+++ Data for the task +++

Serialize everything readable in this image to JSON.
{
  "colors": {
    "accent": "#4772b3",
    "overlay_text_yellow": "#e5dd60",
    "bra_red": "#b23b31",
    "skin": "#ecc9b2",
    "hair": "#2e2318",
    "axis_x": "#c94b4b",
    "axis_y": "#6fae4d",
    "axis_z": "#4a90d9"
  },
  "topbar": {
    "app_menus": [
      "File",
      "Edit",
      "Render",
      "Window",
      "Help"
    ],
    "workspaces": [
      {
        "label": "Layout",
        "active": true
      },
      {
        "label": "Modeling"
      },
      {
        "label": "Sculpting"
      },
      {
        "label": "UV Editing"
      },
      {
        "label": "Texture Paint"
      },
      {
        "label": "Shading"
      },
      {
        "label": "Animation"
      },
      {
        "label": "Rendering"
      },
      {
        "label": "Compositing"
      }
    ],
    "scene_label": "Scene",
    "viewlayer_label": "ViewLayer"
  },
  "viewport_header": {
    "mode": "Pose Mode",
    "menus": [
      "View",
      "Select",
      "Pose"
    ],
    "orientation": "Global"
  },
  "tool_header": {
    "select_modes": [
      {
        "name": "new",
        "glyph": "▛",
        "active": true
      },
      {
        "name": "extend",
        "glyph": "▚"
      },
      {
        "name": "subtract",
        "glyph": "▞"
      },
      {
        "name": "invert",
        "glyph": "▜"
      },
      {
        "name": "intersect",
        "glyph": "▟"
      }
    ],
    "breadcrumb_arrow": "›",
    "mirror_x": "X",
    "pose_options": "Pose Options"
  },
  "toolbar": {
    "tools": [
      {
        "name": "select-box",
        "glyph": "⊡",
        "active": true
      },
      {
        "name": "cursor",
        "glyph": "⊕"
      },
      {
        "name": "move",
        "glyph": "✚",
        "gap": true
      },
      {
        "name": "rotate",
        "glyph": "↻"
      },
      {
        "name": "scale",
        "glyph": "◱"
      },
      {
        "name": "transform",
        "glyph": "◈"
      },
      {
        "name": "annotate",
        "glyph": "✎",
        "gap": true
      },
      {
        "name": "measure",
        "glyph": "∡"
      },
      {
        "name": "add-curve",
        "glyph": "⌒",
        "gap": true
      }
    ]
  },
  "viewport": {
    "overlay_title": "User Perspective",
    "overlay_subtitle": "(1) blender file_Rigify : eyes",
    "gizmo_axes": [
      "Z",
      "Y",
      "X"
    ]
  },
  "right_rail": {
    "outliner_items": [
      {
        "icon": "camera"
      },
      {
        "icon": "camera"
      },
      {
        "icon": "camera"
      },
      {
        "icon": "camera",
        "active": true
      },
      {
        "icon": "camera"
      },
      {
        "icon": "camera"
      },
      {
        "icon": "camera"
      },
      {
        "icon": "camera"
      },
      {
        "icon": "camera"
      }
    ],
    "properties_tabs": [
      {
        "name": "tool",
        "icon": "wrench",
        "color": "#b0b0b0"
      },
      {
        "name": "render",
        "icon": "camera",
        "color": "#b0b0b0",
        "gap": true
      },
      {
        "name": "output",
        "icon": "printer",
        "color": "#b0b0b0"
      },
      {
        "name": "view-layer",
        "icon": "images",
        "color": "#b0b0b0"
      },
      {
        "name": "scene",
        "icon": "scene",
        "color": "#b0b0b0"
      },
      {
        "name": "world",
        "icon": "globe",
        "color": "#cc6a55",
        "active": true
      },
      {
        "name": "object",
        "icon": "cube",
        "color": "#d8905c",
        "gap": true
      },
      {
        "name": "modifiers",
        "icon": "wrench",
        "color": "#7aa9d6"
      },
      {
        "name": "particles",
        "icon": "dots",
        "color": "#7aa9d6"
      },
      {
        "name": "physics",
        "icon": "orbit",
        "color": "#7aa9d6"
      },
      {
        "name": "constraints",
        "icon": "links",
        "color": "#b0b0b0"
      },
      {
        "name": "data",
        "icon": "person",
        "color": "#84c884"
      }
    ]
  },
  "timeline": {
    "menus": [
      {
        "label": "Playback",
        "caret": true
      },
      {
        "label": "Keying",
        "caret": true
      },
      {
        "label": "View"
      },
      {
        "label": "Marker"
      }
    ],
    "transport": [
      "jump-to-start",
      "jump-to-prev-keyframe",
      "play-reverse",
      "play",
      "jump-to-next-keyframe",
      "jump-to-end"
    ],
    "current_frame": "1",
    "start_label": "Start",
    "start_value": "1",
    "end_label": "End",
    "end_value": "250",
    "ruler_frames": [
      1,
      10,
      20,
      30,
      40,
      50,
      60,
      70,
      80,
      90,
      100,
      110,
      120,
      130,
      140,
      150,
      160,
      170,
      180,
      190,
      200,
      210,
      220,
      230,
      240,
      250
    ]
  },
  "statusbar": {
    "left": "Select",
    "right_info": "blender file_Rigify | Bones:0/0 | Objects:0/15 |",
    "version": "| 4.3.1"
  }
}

+++

• [Requirements]: Retype the listing above in full, with no alterations.

• [Finished task]:
Serialize everything readable in this image to JSON.
{
  "colors": {
    "accent": "#4772b3",
    "overlay_text_yellow": "#e5dd60",
    "bra_red": "#b23b31",
    "skin": "#ecc9b2",
    "hair": "#2e2318",
    "axis_x": "#c94b4b",
    "axis_y": "#6fae4d",
    "axis_z": "#4a90d9"
  },
  "topbar": {
    "app_menus": [
      "File",
      "Edit",
      "Render",
      "Window",
      "Help"
    ],
    "workspaces": [
      {
        "label": "Layout",
        "active": true
      },
      {
        "label": "Modeling"
      },
      {
        "label": "Sculpting"
      },
      {
        "label": "UV Editing"
      },
      {
        "label": "Texture Paint"
      },
      {
        "label": "Shading"
      },
      {
        "label": "Animation"
      },
      {
        "label": "Rendering"
      },
      {
        "label": "Compositing"
      }
    ],
    "scene_label": "Scene",
    "viewlayer_label": "ViewLayer"
  },
  "viewport_header": {
    "mode": "Pose Mode",
    "menus": [
      "View",
      "Select",
      "Pose"
    ],
    "orientation": "Global"
  },
  "tool_header": {
    "select_modes": [
      {
        "name": "new",
        "glyph": "▛",
        "active": true
      },
      {
        "name": "extend",
        "glyph": "▚"
      },
      {
        "name": "subtract",
        "glyph": "▞"
      },
      {
        "name": "invert",
        "glyph": "▜"
      },
      {
        "name": "intersect",
        "glyph": "▟"
      }
    ],
    "breadcrumb_arrow": "›",
    "mirror_x": "X",
    "pose_options": "Pose Options"
  },
  "toolbar": {
    "tools": [
      {
        "name": "select-box",
        "glyph": "⊡",
        "active": true
      },
      {
        "name": "cursor",
        "glyph": "⊕"
      },
      {
        "name": "move",
        "glyph": "✚",
        "gap": true
      },
      {
        "name": "rotate",
        "glyph": "↻"
      },
      {
        "name": "scale",
        "glyph": "◱"
      },
      {
        "name": "transform",
        "glyph": "◈"
      },
      {
        "name": "annotate",
        "glyph": "✎",
        "gap": true
      },
      {
        "name": "measure",
        "glyph": "∡"
      },
      {
        "name": "add-curve",
        "glyph": "⌒",
        "gap": true
      }
    ]
  },
  "viewport": {
    "overlay_title": "User Perspective",
    "overlay_subtitle": "(1) blender file_Rigify : eyes",
    "gizmo_axes": [
      "Z",
      "Y",
      "X"
    ]
  },
  "right_rail": {
    "outliner_items": [
      {
        "icon": "camera"
      },
      {
        "icon": "camera"
      },
      {
        "icon": "camera"
      },
      {
        "icon": "camera",
        "active": true
      },
      {
        "icon": "camera"
      },
      {
        "icon": "camera"
      },
      {
        "icon": "camera"
      },
      {
        "icon": "camera"
      },
      {
        "icon": "camera"
      }
    ],
    "properties_tabs": [
      {
        "name": "tool",
        "icon": "wrench",
        "color": "#b0b0b0"
      },
      {
        "name": "render",
        "icon": "camera",
        "color": "#b0b0b0",
        "gap": true
      },
      {
        "name": "output",
        "icon": "printer",
        "color": "#b0b0b0"
      },
      {
        "name": "view-layer",
        "icon": "images",
        "color": "#b0b0b0"
      },
      {
        "name": "scene",
        "icon": "scene",
        "color": "#b0b0b0"
      },
      {
        "name": "world",
        "icon": "globe",
        "color": "#cc6a55",
        "active": true
      },
      {
        "name": "object",
        "icon": "cube",
        "color": "#d8905c",
        "gap": true
      },
      {
        "name": "modifiers",
        "icon": "wrench",
        "color": "#7aa9d6"
      },
      {
        "name": "particles",
        "icon": "dots",
        "color": "#7aa9d6"
      },
      {
        "name": "physics",
        "icon": "orbit",
        "color": "#7aa9d6"
      },
      {
        "name": "constraints",
        "icon": "links",
        "color": "#b0b0b0"
      },
      {
        "name": "data",
        "icon": "person",
        "color": "#84c884"
      }
    ]
  },
  "timeline": {
    "menus": [
      {
        "label": "Playback",
        "caret": true
      },
      {
        "label": "Keying",
        "caret": true
      },
      {
        "label": "View"
      },
      {
        "label": "Marker"
      }
    ],
    "transport": [
      "jump-to-start",
      "jump-to-prev-keyframe",
      "play-reverse",
      "play",
      "jump-to-next-keyframe",
      "jump-to-end"
    ],
    "current_frame": "1",
    "start_label": "Start",
    "start_value": "1",
    "end_label": "End",
    "end_value": "250",
    "ruler_frames": [
      1,
      10,
      20,
      30,
      40,
      50,
      60,
      70,
      80,
      90,
      100,
      110,
      120,
      130,
      140,
      150,
      160,
      170,
      180,
      190,
      200,
      210,
      220,
      230,
      240,
      250
    ]
  },
  "statusbar": {
    "left": "Select",
    "right_info": "blender file_Rigify | Bones:0/0 | Objects:0/15 |",
    "version": "| 4.3.1"
  }
}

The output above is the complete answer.